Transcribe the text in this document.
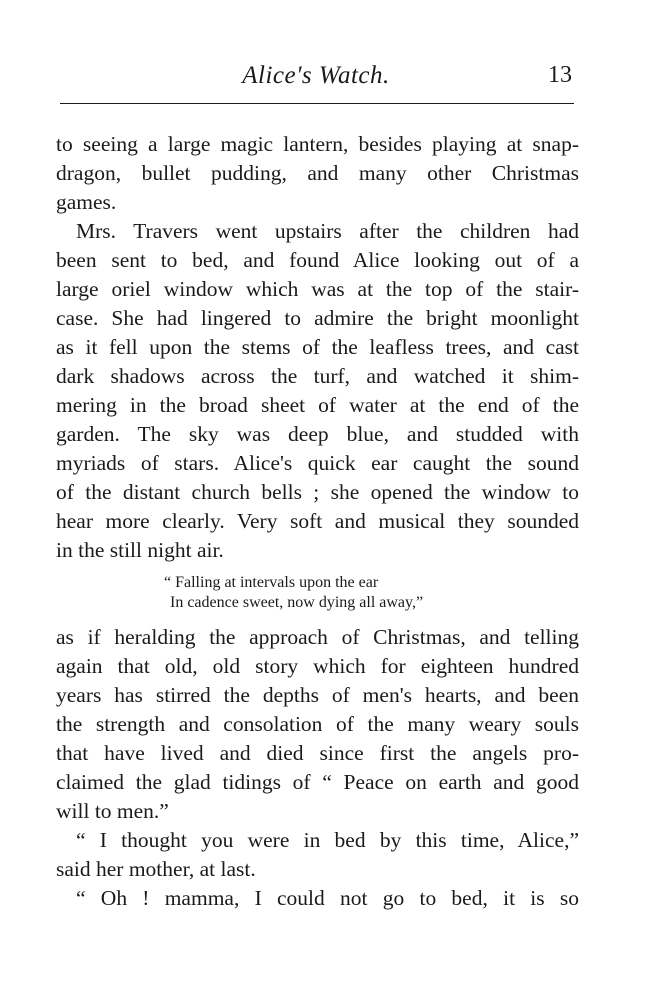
Alice's Watch.	13
to seeing a large magic lantern, besides playing at snap-
dragon, bullet pudding, and many other Christmas
games.
Mrs. Travers went upstairs after the children had
been sent to bed, and found Alice looking out of a
large oriel window which was at the top of the stair-
case. She had lingered to admire the bright moonlight
as it fell upon the stems of the leafless trees, and cast
dark shadows across the turf, and watched it shim-
mering in the broad sheet of water at the end of the
garden. The sky was deep blue, and studded with
myriads of stars. Alice's quick ear caught the sound
of the distant church bells ; she opened the window to
hear more clearly. Very soft and musical they sounded
in the still night air.
“ Falling at intervals upon the ear
In cadence sweet, now dying all away,”
as if heralding the approach of Christmas, and telling
again that old, old story which for eighteen hundred
years has stirred the depths of men's hearts, and been
the strength and consolation of the many weary souls
that have lived and died since first the angels pro-
claimed the glad tidings of “ Peace on earth and good
will to men.”
“ I thought you were in bed by this time, Alice,”
said her mother, at last.
“ Oh ! mamma, I could not go to bed, it is so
****************
Across the entries above, how many lines contain "been"? Provide only the count.

Finished exercise — 2